Start RAW RECORDS
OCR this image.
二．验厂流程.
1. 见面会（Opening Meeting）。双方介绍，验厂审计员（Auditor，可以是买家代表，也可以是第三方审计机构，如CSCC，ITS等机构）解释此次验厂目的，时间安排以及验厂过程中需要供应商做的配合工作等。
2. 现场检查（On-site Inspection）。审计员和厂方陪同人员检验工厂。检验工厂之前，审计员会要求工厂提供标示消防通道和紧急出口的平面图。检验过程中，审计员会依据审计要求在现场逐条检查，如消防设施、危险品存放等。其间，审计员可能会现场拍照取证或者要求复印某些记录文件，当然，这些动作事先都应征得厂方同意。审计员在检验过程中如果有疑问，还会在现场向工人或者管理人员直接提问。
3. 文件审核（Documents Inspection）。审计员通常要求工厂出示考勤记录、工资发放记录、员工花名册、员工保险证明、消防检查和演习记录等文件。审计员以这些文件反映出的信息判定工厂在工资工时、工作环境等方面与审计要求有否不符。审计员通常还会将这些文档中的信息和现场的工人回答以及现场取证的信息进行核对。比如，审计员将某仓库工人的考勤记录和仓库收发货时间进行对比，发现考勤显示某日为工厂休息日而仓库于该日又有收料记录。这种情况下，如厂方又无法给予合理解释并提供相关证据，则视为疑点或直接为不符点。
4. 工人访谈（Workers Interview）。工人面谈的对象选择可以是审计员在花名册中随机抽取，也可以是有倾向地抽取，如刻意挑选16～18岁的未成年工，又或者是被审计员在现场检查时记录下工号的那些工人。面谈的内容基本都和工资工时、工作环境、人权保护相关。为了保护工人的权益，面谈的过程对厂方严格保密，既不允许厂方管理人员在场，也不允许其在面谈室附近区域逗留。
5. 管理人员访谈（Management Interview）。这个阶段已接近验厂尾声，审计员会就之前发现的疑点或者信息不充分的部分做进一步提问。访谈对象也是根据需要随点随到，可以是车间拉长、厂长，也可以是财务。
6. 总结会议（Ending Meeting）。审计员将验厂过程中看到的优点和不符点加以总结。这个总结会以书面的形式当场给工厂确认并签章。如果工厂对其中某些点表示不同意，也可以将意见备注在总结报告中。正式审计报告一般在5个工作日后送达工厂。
End RAW RECORDS
● WRITTEN EXERCISE:
Repeat the data exactly. Leave nothing out.

● OUTPUT:
OCR this image.
二．验厂流程.
1. 见面会（Opening Meeting）。双方介绍，验厂审计员（Auditor，可以是买家代表，也可以是第三方审计机构，如CSCC，ITS等机构）解释此次验厂目的，时间安排以及验厂过程中需要供应商做的配合工作等。
2. 现场检查（On-site Inspection）。审计员和厂方陪同人员检验工厂。检验工厂之前，审计员会要求工厂提供标示消防通道和紧急出口的平面图。检验过程中，审计员会依据审计要求在现场逐条检查，如消防设施、危险品存放等。其间，审计员可能会现场拍照取证或者要求复印某些记录文件，当然，这些动作事先都应征得厂方同意。审计员在检验过程中如果有疑问，还会在现场向工人或者管理人员直接提问。
3. 文件审核（Documents Inspection）。审计员通常要求工厂出示考勤记录、工资发放记录、员工花名册、员工保险证明、消防检查和演习记录等文件。审计员以这些文件反映出的信息判定工厂在工资工时、工作环境等方面与审计要求有否不符。审计员通常还会将这些文档中的信息和现场的工人回答以及现场取证的信息进行核对。比如，审计员将某仓库工人的考勤记录和仓库收发货时间进行对比，发现考勤显示某日为工厂休息日而仓库于该日又有收料记录。这种情况下，如厂方又无法给予合理解释并提供相关证据，则视为疑点或直接为不符点。
4. 工人访谈（Workers Interview）。工人面谈的对象选择可以是审计员在花名册中随机抽取，也可以是有倾向地抽取，如刻意挑选16～18岁的未成年工，又或者是被审计员在现场检查时记录下工号的那些工人。面谈的内容基本都和工资工时、工作环境、人权保护相关。为了保护工人的权益，面谈的过程对厂方严格保密，既不允许厂方管理人员在场，也不允许其在面谈室附近区域逗留。
5. 管理人员访谈（Management Interview）。这个阶段已接近验厂尾声，审计员会就之前发现的疑点或者信息不充分的部分做进一步提问。访谈对象也是根据需要随点随到，可以是车间拉长、厂长，也可以是财务。
6. 总结会议（Ending Meeting）。审计员将验厂过程中看到的优点和不符点加以总结。这个总结会以书面的形式当场给工厂确认并签章。如果工厂对其中某些点表示不同意，也可以将意见备注在总结报告中。正式审计报告一般在5个工作日后送达工厂。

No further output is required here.